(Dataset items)

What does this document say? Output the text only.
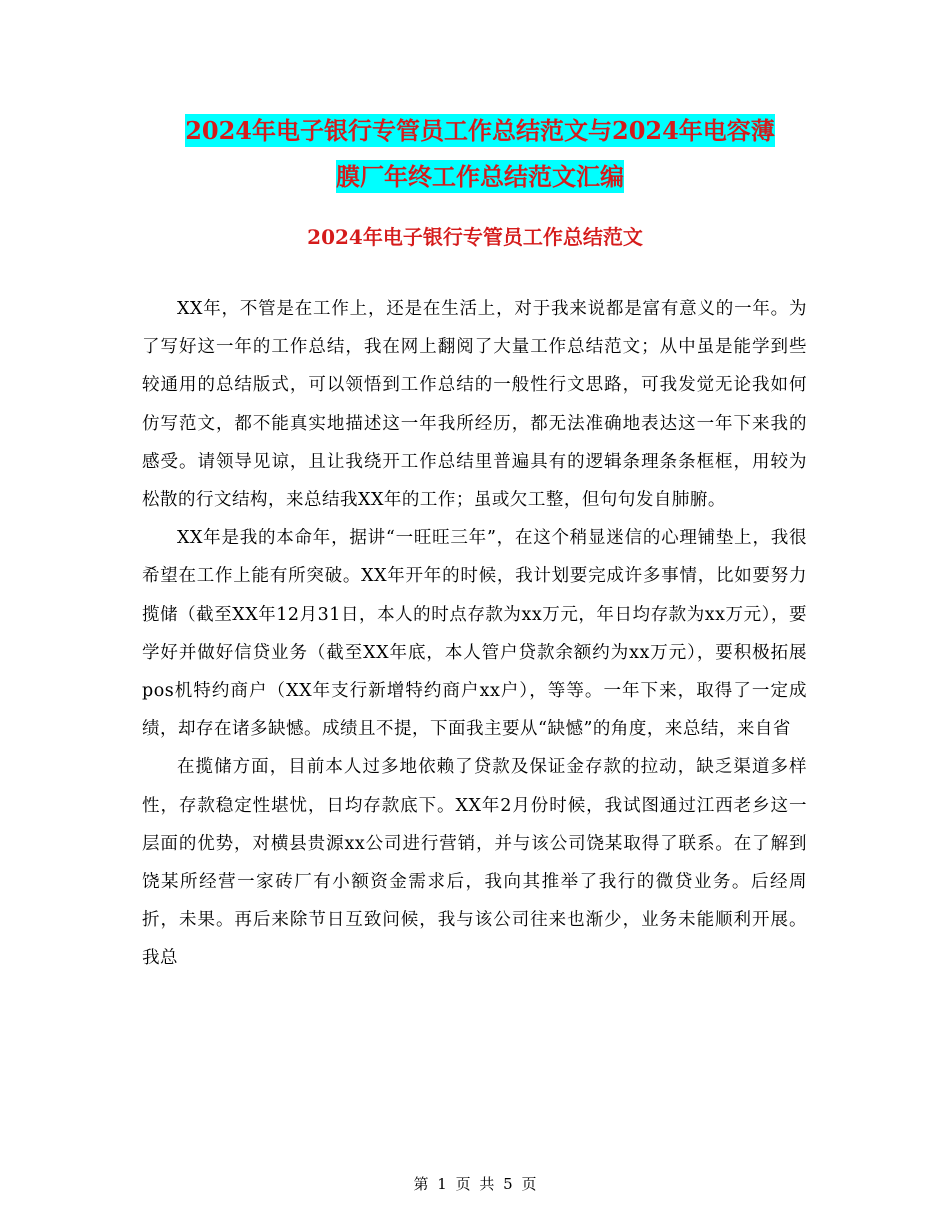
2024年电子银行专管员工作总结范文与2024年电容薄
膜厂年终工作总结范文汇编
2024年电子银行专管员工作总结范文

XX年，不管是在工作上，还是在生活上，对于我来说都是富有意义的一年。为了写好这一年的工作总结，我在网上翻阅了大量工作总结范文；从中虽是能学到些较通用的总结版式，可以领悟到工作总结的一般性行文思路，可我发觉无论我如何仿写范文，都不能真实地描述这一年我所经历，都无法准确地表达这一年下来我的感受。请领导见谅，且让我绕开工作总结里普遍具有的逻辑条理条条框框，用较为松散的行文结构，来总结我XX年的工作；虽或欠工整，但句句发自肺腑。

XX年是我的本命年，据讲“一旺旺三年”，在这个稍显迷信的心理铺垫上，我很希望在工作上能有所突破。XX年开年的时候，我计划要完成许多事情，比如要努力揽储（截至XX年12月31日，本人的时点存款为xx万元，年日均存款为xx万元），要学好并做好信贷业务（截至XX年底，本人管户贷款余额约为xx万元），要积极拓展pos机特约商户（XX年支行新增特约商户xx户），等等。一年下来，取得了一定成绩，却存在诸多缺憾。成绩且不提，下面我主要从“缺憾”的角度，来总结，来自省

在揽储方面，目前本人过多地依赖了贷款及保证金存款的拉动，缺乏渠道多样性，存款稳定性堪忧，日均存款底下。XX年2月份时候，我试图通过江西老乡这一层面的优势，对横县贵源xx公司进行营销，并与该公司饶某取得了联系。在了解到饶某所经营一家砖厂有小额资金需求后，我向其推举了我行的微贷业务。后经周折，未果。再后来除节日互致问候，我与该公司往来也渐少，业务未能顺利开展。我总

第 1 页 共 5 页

...

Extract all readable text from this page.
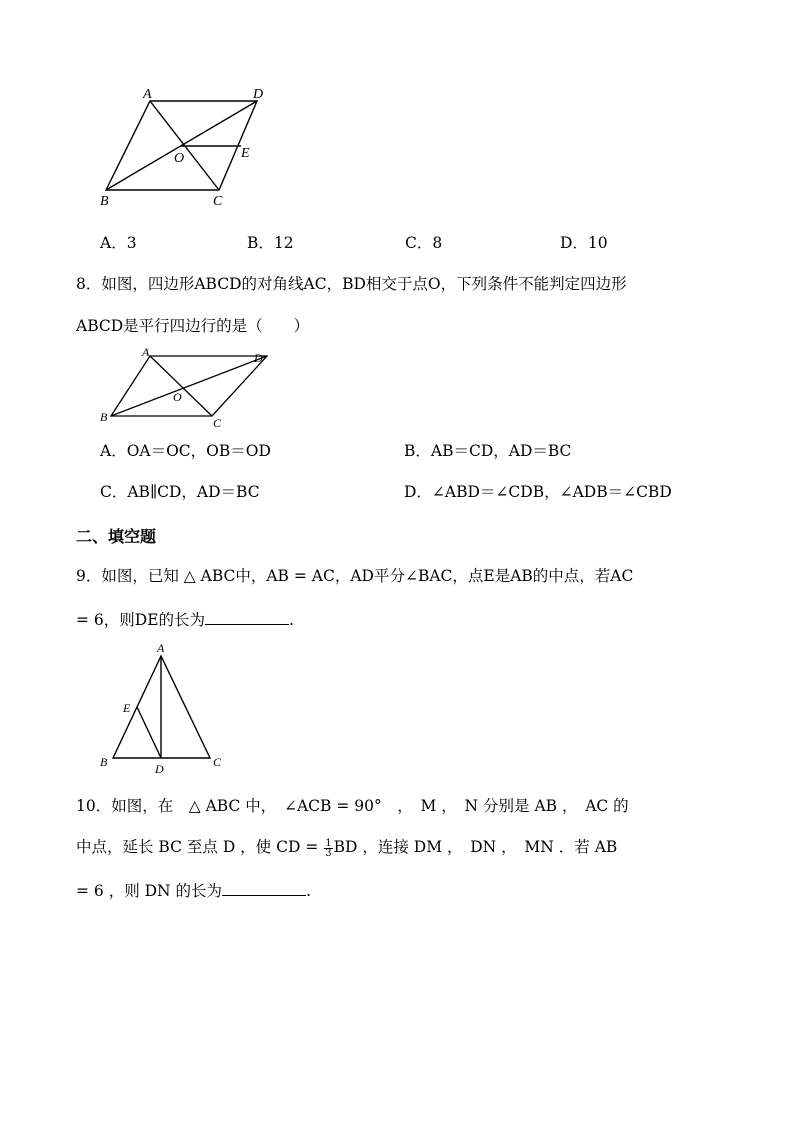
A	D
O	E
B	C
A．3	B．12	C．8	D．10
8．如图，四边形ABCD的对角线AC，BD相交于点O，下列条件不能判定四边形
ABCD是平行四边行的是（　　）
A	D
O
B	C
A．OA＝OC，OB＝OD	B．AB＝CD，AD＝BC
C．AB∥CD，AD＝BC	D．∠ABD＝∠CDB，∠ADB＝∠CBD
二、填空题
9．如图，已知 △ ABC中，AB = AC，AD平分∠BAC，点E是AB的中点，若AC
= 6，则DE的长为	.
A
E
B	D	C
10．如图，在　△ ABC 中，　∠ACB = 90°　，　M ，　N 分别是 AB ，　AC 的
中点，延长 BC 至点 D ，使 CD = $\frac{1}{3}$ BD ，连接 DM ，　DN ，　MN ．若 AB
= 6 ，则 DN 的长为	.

__TASK TO COMPLETE__: In the entries above, identify each line that includes the string "text", then copy it.

__TASK RESPONSE__:
What does this document say? Output the text only.
Extract all readable text from this page.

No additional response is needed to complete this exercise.